====== Record excerpts ======

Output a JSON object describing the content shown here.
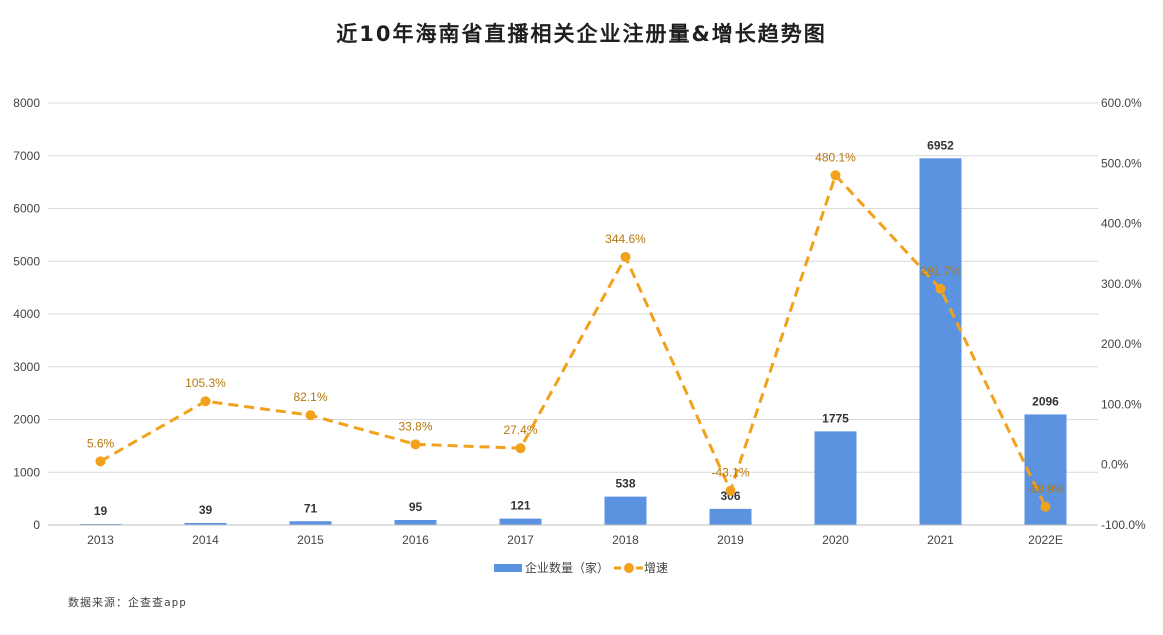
{
  "title": "近10年海南省直播相关企业注册量&增长趋势图",
  "source": "数据来源：企查查app",
  "colors": {
    "bar": "#5b93e0",
    "line": "#f2a11c",
    "label": "#b5780d",
    "grid": "#d9d9d9"
  },
  "chart_data": {
    "type": "bar",
    "categories": [
      "2013",
      "2014",
      "2015",
      "2016",
      "2017",
      "2018",
      "2019",
      "2020",
      "2021",
      "2022E"
    ],
    "series": [
      {
        "name": "企业数量（家）",
        "type": "bar",
        "axis": "left",
        "values": [
          19,
          39,
          71,
          95,
          121,
          538,
          306,
          1775,
          6952,
          2096
        ],
        "labels": [
          "19",
          "39",
          "71",
          "95",
          "121",
          "538",
          "306",
          "1775",
          "6952",
          "2096"
        ]
      },
      {
        "name": "增速",
        "type": "line",
        "axis": "right",
        "style": "dashed-with-markers",
        "values": [
          5.6,
          105.3,
          82.1,
          33.8,
          27.4,
          344.6,
          -43.1,
          480.1,
          291.7,
          -69.9
        ],
        "labels": [
          "5.6%",
          "105.3%",
          "82.1%",
          "33.8%",
          "27.4%",
          "344.6%",
          "-43.1%",
          "480.1%",
          "291.7%",
          "-69.9%"
        ]
      }
    ],
    "y_left": {
      "min": 0,
      "max": 8000,
      "ticks": [
        "0",
        "1000",
        "2000",
        "3000",
        "4000",
        "5000",
        "6000",
        "7000",
        "8000"
      ]
    },
    "y_right": {
      "min": -100,
      "max": 600,
      "ticks": [
        "-100.0%",
        "0.0%",
        "100.0%",
        "200.0%",
        "300.0%",
        "400.0%",
        "500.0%",
        "600.0%"
      ]
    },
    "grid": true,
    "legend": "bottom-center"
  }
}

======

• **Task statement**: Print all of the entries word for word. Omit the pictures they contain.

• **Solution to the exercise**:
Output a JSON object describing the content shown here.
{
  "title": "近10年海南省直播相关企业注册量&增长趋势图",
  "source": "数据来源：企查查app",
  "colors": {
    "bar": "#5b93e0",
    "line": "#f2a11c",
    "label": "#b5780d",
    "grid": "#d9d9d9"
  },
  "chart_data": {
    "type": "bar",
    "categories": [
      "2013",
      "2014",
      "2015",
      "2016",
      "2017",
      "2018",
      "2019",
      "2020",
      "2021",
      "2022E"
    ],
    "series": [
      {
        "name": "企业数量（家）",
        "type": "bar",
        "axis": "left",
        "values": [
          19,
          39,
          71,
          95,
          121,
          538,
          306,
          1775,
          6952,
          2096
        ],
        "labels": [
          "19",
          "39",
          "71",
          "95",
          "121",
          "538",
          "306",
          "1775",
          "6952",
          "2096"
        ]
      },
      {
        "name": "增速",
        "type": "line",
        "axis": "right",
        "style": "dashed-with-markers",
        "values": [
          5.6,
          105.3,
          82.1,
          33.8,
          27.4,
          344.6,
          -43.1,
          480.1,
          291.7,
          -69.9
        ],
        "labels": [
          "5.6%",
          "105.3%",
          "82.1%",
          "33.8%",
          "27.4%",
          "344.6%",
          "-43.1%",
          "480.1%",
          "291.7%",
          "-69.9%"
        ]
      }
    ],
    "y_left": {
      "min": 0,
      "max": 8000,
      "ticks": [
        "0",
        "1000",
        "2000",
        "3000",
        "4000",
        "5000",
        "6000",
        "7000",
        "8000"
      ]
    },
    "y_right": {
      "min": -100,
      "max": 600,
      "ticks": [
        "-100.0%",
        "0.0%",
        "100.0%",
        "200.0%",
        "300.0%",
        "400.0%",
        "500.0%",
        "600.0%"
      ]
    },
    "grid": true,
    "legend": "bottom-center"
  }
}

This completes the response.